__INSTRUCTIONS FOR THE TASK__.
Gather all lines in the entries below that include the word "삼성전자".

__SUPPLIED INFORMATION__.
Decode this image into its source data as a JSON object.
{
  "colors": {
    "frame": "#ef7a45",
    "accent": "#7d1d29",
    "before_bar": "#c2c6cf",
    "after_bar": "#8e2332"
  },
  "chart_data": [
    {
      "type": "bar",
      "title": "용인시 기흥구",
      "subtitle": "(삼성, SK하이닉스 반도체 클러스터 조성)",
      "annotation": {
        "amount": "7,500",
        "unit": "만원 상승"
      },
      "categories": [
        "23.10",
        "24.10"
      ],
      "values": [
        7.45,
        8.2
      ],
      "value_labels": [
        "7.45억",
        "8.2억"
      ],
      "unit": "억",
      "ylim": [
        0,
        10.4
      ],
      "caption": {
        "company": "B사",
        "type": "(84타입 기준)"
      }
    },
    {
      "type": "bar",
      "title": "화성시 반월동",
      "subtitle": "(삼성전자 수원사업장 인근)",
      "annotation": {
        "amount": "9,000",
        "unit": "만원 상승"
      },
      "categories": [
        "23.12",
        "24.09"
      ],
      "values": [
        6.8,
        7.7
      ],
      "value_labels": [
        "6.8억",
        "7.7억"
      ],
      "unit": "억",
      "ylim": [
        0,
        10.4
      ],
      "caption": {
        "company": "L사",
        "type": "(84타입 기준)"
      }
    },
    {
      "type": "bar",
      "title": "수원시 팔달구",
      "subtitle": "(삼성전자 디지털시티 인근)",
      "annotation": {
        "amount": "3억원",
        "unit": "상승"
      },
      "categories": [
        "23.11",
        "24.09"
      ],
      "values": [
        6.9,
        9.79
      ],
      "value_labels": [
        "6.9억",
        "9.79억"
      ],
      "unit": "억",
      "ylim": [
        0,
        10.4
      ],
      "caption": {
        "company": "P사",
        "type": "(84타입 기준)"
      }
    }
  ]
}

==

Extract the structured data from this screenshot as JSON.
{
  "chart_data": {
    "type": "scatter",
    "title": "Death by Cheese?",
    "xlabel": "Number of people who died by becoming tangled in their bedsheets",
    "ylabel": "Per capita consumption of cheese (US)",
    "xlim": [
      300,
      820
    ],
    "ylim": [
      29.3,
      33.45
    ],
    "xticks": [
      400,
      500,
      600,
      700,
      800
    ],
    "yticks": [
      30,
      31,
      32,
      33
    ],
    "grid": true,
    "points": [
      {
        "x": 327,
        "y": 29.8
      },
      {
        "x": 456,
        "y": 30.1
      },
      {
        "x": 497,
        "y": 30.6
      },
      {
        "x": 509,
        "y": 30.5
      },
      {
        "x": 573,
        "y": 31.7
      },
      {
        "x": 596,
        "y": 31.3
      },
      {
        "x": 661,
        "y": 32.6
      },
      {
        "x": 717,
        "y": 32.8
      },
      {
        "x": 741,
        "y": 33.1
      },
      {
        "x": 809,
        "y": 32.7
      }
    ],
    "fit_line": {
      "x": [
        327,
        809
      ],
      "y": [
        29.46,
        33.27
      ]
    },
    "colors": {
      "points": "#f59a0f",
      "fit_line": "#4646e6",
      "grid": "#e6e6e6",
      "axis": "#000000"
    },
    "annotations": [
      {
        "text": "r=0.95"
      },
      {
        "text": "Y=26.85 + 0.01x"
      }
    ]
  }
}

__TASK ANSWER__.
      "subtitle": "(삼성전자 수원사업장 인근)",
      "subtitle": "(삼성전자 디지털시티 인근)",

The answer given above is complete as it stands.